**WORK TO COMPLETE:**
Go through the listing beneath this task and return every line that carries the string "xlabel".

**DATA EXTRACT:**
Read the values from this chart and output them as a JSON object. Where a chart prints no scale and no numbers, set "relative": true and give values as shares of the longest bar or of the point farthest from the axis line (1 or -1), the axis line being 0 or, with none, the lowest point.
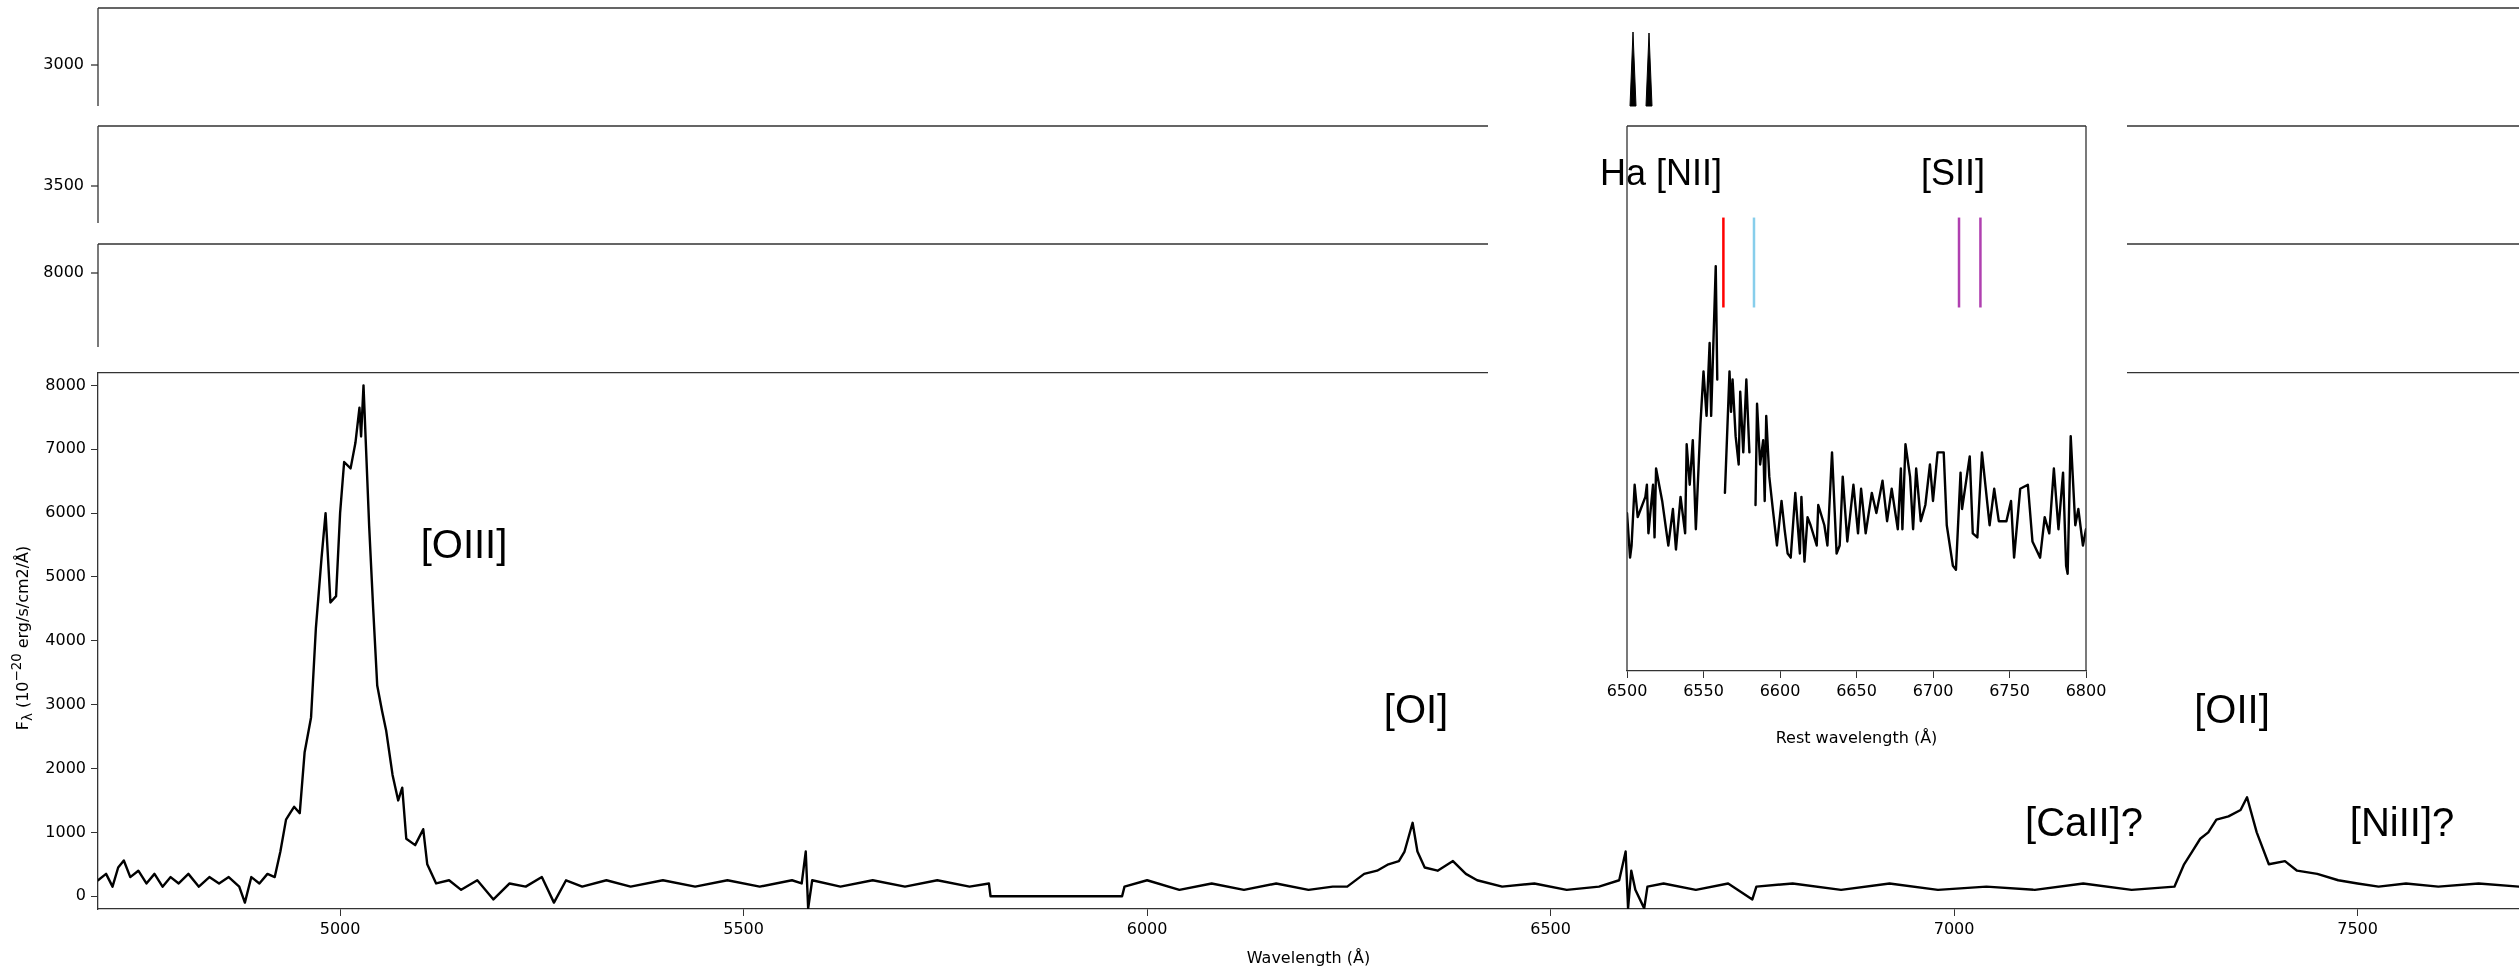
{
  "chart_data": [
    {
      "type": "other",
      "annotations": [
        "3000"
      ]
    },
    {
      "type": "other",
      "annotations": [
        "3500"
      ]
    },
    {
      "type": "other",
      "annotations": [
        "8000"
      ]
    },
    {
      "type": "line",
      "xlabel": "Wavelength (Å)",
      "ylabel": "F$_{λ}$ (10$^{−20}$ erg/s/cm2/Å)",
      "color": "#000000",
      "x": [
        4700,
        4710,
        4718,
        4725,
        4732,
        4740,
        4750,
        4760,
        4770,
        4780,
        4790,
        4800,
        4812,
        4825,
        4838,
        4850,
        4862,
        4875,
        4882,
        4890,
        4900,
        4910,
        4919,
        4926,
        4933,
        4938,
        4943,
        4950,
        4956,
        4964,
        4970,
        4977,
        4982,
        4988,
        4995,
        5000,
        5005,
        5013,
        5019,
        5024,
        5026,
        5029,
        5036,
        5041,
        5046,
        5052,
        5057,
        5065,
        5072,
        5077,
        5082,
        5093,
        5103,
        5108,
        5119,
        5135,
        5150,
        5170,
        5190,
        5210,
        5230,
        5250,
        5265,
        5280,
        5300,
        5330,
        5360,
        5400,
        5440,
        5480,
        5520,
        5560,
        5572,
        5577,
        5580,
        5585,
        5620,
        5660,
        5700,
        5740,
        5780,
        5804,
        5806,
        5969,
        5972,
        6000,
        6040,
        6080,
        6120,
        6160,
        6200,
        6230,
        6248,
        6269,
        6285,
        6299,
        6312,
        6319,
        6329,
        6335,
        6344,
        6360,
        6379,
        6395,
        6409,
        6440,
        6480,
        6520,
        6560,
        6585,
        6593,
        6596,
        6600,
        6605,
        6616,
        6620,
        6640,
        6680,
        6720,
        6750,
        6755,
        6800,
        6860,
        6920,
        6980,
        7040,
        7100,
        7160,
        7220,
        7273,
        7285,
        7295,
        7305,
        7315,
        7325,
        7340,
        7355,
        7363,
        7375,
        7390,
        7410,
        7425,
        7450,
        7476,
        7500,
        7526,
        7560,
        7600,
        7650,
        7700
      ],
      "values": [
        250,
        350,
        150,
        450,
        560,
        300,
        400,
        200,
        350,
        150,
        300,
        200,
        350,
        150,
        300,
        200,
        300,
        150,
        -100,
        300,
        200,
        350,
        300,
        700,
        1200,
        1300,
        1400,
        1300,
        2250,
        2800,
        4200,
        5300,
        6000,
        4600,
        4700,
        6000,
        6800,
        6700,
        7100,
        7650,
        7200,
        8000,
        5800,
        4500,
        3300,
        2900,
        2600,
        1900,
        1500,
        1700,
        900,
        800,
        1050,
        500,
        200,
        250,
        100,
        250,
        -50,
        200,
        150,
        300,
        -100,
        250,
        150,
        250,
        150,
        250,
        150,
        250,
        150,
        250,
        200,
        700,
        -190,
        250,
        150,
        250,
        150,
        250,
        150,
        200,
        0,
        0,
        150,
        250,
        100,
        200,
        100,
        200,
        100,
        150,
        150,
        350,
        400,
        500,
        550,
        700,
        1150,
        700,
        450,
        400,
        550,
        350,
        250,
        150,
        200,
        100,
        150,
        250,
        700,
        -190,
        400,
        100,
        -190,
        150,
        200,
        100,
        200,
        -50,
        150,
        200,
        100,
        200,
        100,
        150,
        100,
        200,
        100,
        150,
        500,
        700,
        900,
        1000,
        1200,
        1250,
        1350,
        1550,
        1000,
        500,
        550,
        400,
        350,
        250,
        200,
        150,
        200,
        150,
        200,
        150
      ],
      "xlim": [
        4700,
        7700
      ],
      "ylim": [
        -200,
        8200
      ],
      "xticks": [
        5000,
        5500,
        6000,
        6500,
        7000,
        7500
      ],
      "yticks": [
        0,
        1000,
        2000,
        3000,
        4000,
        5000,
        6000,
        7000,
        8000
      ],
      "annotations": [
        "[OIII]",
        "[OI]",
        "[OII]",
        "[CaII]?",
        "[NiII]?"
      ]
    },
    {
      "type": "line",
      "xlabel": "Rest wavelength (Å)",
      "color": "#000000",
      "relative": true,
      "tick_labels": "x",
      "x": [
        6500,
        6502,
        6503,
        6505,
        6507,
        6509,
        6512,
        6513,
        6514,
        6517,
        6518,
        6519,
        6523,
        6527,
        6530,
        6532,
        6535,
        6538,
        6539,
        6541,
        6543,
        6545,
        6548,
        6550,
        6552,
        6554,
        6555,
        6558,
        6559,
        6560,
        6564,
        6567,
        6568,
        6569,
        6571,
        6573,
        6574,
        6576,
        6578,
        6580,
        6581,
        6584,
        6585,
        6587,
        6589,
        6590,
        6591,
        6593,
        6595,
        6598,
        6601,
        6603,
        6605,
        6607,
        6610,
        6613,
        6614,
        6616,
        6618,
        6620,
        6624,
        6625,
        6629,
        6631,
        6634,
        6637,
        6639,
        6641,
        6644,
        6648,
        6651,
        6653,
        6656,
        6660,
        6663,
        6667,
        6670,
        6673,
        6677,
        6679,
        6680,
        6682,
        6685,
        6687,
        6689,
        6692,
        6695,
        6698,
        6700,
        6703,
        6707,
        6709,
        6713,
        6715,
        6718,
        6719,
        6724,
        6726,
        6729,
        6732,
        6737,
        6740,
        6743,
        6748,
        6751,
        6753,
        6757,
        6762,
        6765,
        6770,
        6773,
        6776,
        6779,
        6782,
        6785,
        6787,
        6788,
        6790,
        6793,
        6795,
        6798,
        6800
      ],
      "values": [
        0.39,
        0.28,
        0.31,
        0.46,
        0.38,
        0.4,
        0.43,
        0.46,
        0.34,
        0.46,
        0.33,
        0.5,
        0.42,
        0.31,
        0.4,
        0.3,
        0.43,
        0.34,
        0.56,
        0.46,
        0.57,
        0.35,
        0.61,
        0.74,
        0.63,
        0.81,
        0.63,
        1,
        0.72,
        null,
        0.44,
        0.74,
        0.64,
        0.72,
        0.58,
        0.51,
        0.69,
        0.54,
        0.72,
        0.54,
        null,
        0.41,
        0.66,
        0.51,
        0.57,
        0.42,
        0.63,
        0.48,
        0.41,
        0.31,
        0.42,
        0.35,
        0.29,
        0.28,
        0.44,
        0.29,
        0.43,
        0.27,
        0.38,
        0.36,
        0.31,
        0.41,
        0.36,
        0.31,
        0.54,
        0.29,
        0.31,
        0.48,
        0.32,
        0.46,
        0.34,
        0.45,
        0.34,
        0.44,
        0.39,
        0.47,
        0.37,
        0.45,
        0.35,
        0.5,
        0.35,
        0.56,
        0.48,
        0.35,
        0.5,
        0.37,
        0.41,
        0.51,
        0.42,
        0.54,
        0.54,
        0.36,
        0.26,
        0.25,
        0.49,
        0.4,
        0.53,
        0.34,
        0.33,
        0.54,
        0.36,
        0.45,
        0.37,
        0.37,
        0.42,
        0.28,
        0.45,
        0.46,
        0.32,
        0.28,
        0.38,
        0.34,
        0.5,
        0.35,
        0.49,
        0.26,
        0.24,
        0.58,
        0.36,
        0.4,
        0.31,
        0.35
      ],
      "xlim": [
        6500,
        6800
      ],
      "xticks": [
        6500,
        6550,
        6600,
        6650,
        6700,
        6750,
        6800
      ],
      "ref_lines": [
        {
          "axis": "x",
          "value": 6563,
          "color": "#ff0000"
        },
        {
          "axis": "x",
          "value": 6583,
          "color": "#87ceeb"
        },
        {
          "axis": "x",
          "value": 6717,
          "color": "#b040b0"
        },
        {
          "axis": "x",
          "value": 6731,
          "color": "#b040b0"
        }
      ],
      "annotations": [
        "Ha [NII]",
        "[SII]"
      ]
    }
  ]
}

**ANSWER TO THE EXERCISE:**
      "xlabel": "Wavelength (Å)",
      "xlabel": "Rest wavelength (Å)",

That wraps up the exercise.